» **Exercise aim**: Only lines holding the string "давления" are wanted; copy each one from the material.

» **Input records**:

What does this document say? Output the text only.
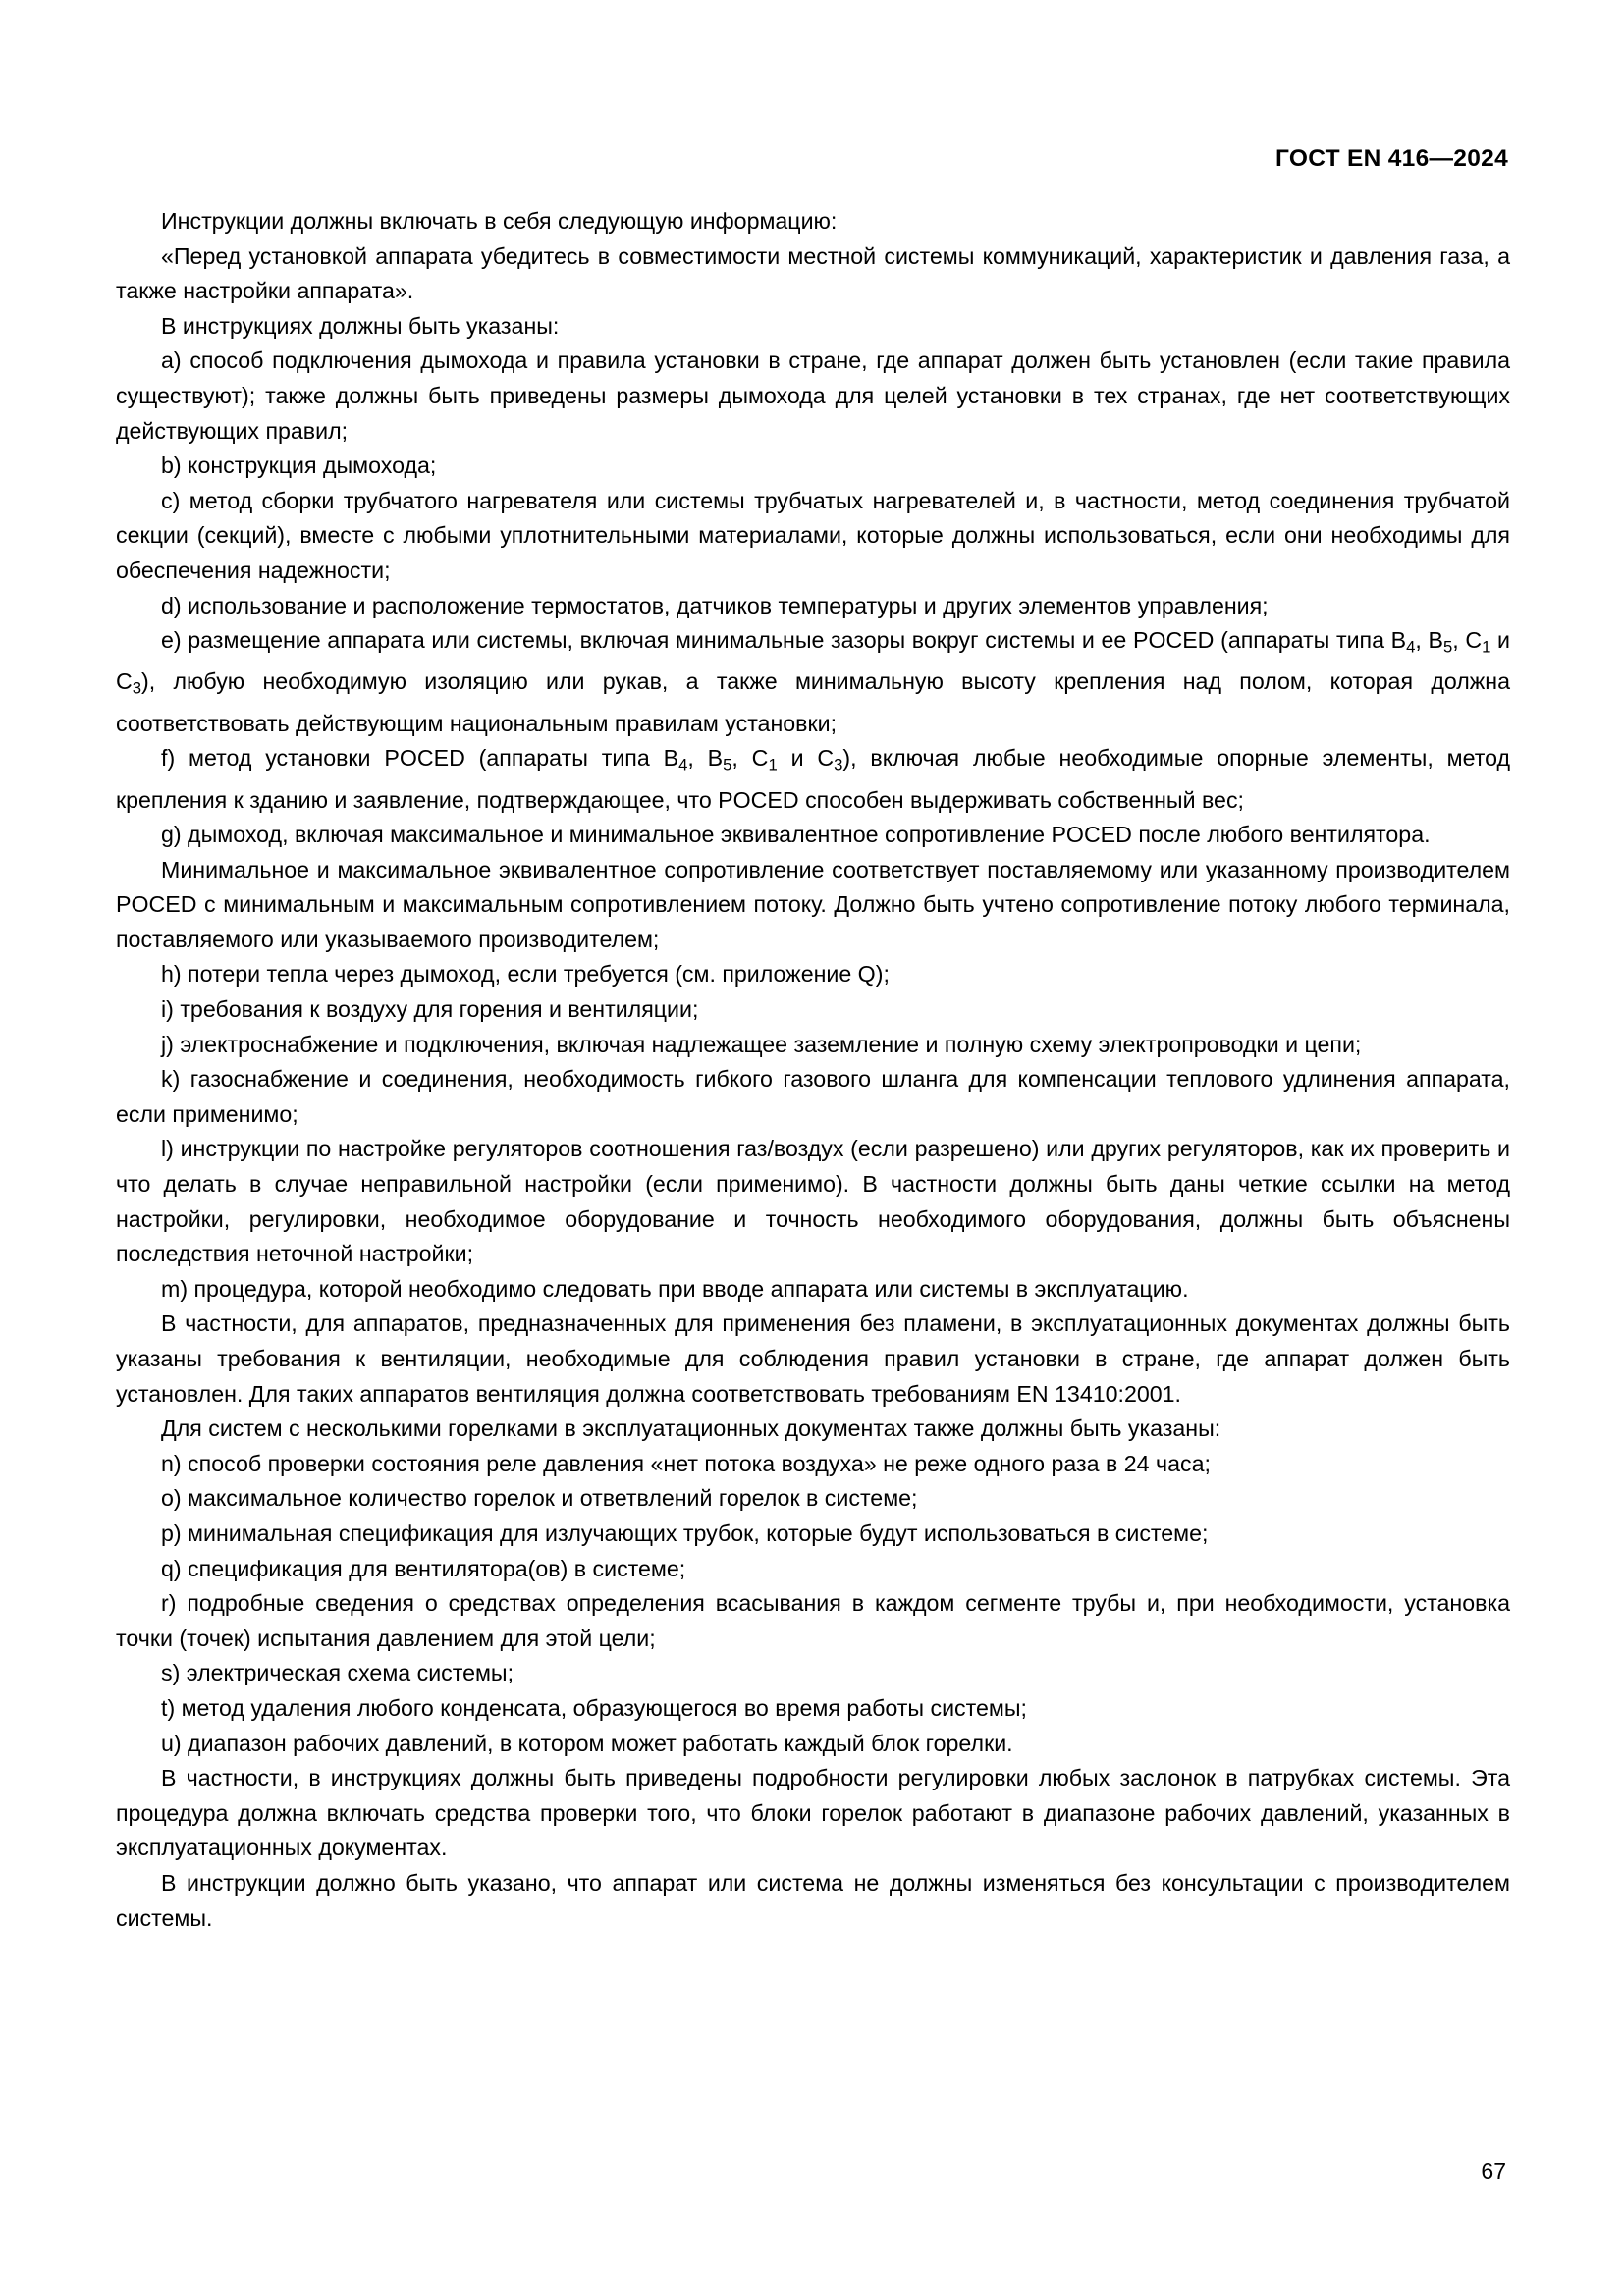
ГОСТ EN 416—2024

Инструкции должны включать в себя следующую информацию:

«Перед установкой аппарата убедитесь в совместимости местной системы коммуникаций, характеристик и давления газа, а также настройки аппарата».

В инструкциях должны быть указаны:

a) способ подключения дымохода и правила установки в стране, где аппарат должен быть установлен (если такие правила существуют); также должны быть приведены размеры дымохода для целей установки в тех странах, где нет соответствующих действующих правил;

b) конструкция дымохода;

c) метод сборки трубчатого нагревателя или системы трубчатых нагревателей и, в частности, метод соединения трубчатой секции (секций), вместе с любыми уплотнительными материалами, которые должны использоваться, если они необходимы для обеспечения надежности;

d) использование и расположение термостатов, датчиков температуры и других элементов управления;

e) размещение аппарата или системы, включая минимальные зазоры вокруг системы и ее POCED (аппараты типа $B_4$, $B_5$, $C_1$ и $C_3$), любую необходимую изоляцию или рукав, а также минимальную высоту крепления над полом, которая должна соответствовать действующим национальным правилам установки;

f) метод установки POCED (аппараты типа $B_4$, $B_5$, $C_1$ и $C_3$), включая любые необходимые опорные элементы, метод крепления к зданию и заявление, подтверждающее, что POCED способен выдерживать собственный вес;

g) дымоход, включая максимальное и минимальное эквивалентное сопротивление POCED после любого вентилятора.

Минимальное и максимальное эквивалентное сопротивление соответствует поставляемому или указанному производителем POCED с минимальным и максимальным сопротивлением потоку. Должно быть учтено сопротивление потоку любого терминала, поставляемого или указываемого производителем;

h) потери тепла через дымоход, если требуется (см. приложение Q);

i) требования к воздуху для горения и вентиляции;

j) электроснабжение и подключения, включая надлежащее заземление и полную схему электропроводки и цепи;

k) газоснабжение и соединения, необходимость гибкого газового шланга для компенсации теплового удлинения аппарата, если применимо;

l) инструкции по настройке регуляторов соотношения газ/воздух (если разрешено) или других регуляторов, как их проверить и что делать в случае неправильной настройки (если применимо). В частности должны быть даны четкие ссылки на метод настройки, регулировки, необходимое оборудование и точность необходимого оборудования, должны быть объяснены последствия неточной настройки;

m) процедура, которой необходимо следовать при вводе аппарата или системы в эксплуатацию.

В частности, для аппаратов, предназначенных для применения без пламени, в эксплуатационных документах должны быть указаны требования к вентиляции, необходимые для соблюдения правил установки в стране, где аппарат должен быть установлен. Для таких аппаратов вентиляция должна соответствовать требованиям EN 13410:2001.

Для систем с несколькими горелками в эксплуатационных документах также должны быть указаны:

n) способ проверки состояния реле давления «нет потока воздуха» не реже одного раза в 24 часа;

o) максимальное количество горелок и ответвлений горелок в системе;

p) минимальная спецификация для излучающих трубок, которые будут использоваться в системе;

q) спецификация для вентилятора(ов) в системе;

r) подробные сведения о средствах определения всасывания в каждом сегменте трубы и, при необходимости, установка точки (точек) испытания давлением для этой цели;

s) электрическая схема системы;

t) метод удаления любого конденсата, образующегося во время работы системы;

u) диапазон рабочих давлений, в котором может работать каждый блок горелки.

В частности, в инструкциях должны быть приведены подробности регулировки любых заслонок в патрубках системы. Эта процедура должна включать средства проверки того, что блоки горелок работают в диапазоне рабочих давлений, указанных в эксплуатационных документах.

В инструкции должно быть указано, что аппарат или система не должны изменяться без консультации с производителем системы.

67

» **The solution**:
«Перед установкой аппарата убедитесь в совместимости местной системы коммуникаций, характеристик и давления газа, а также настройки аппарата».
n) способ проверки состояния реле давления «нет потока воздуха» не реже одного раза в 24 часа;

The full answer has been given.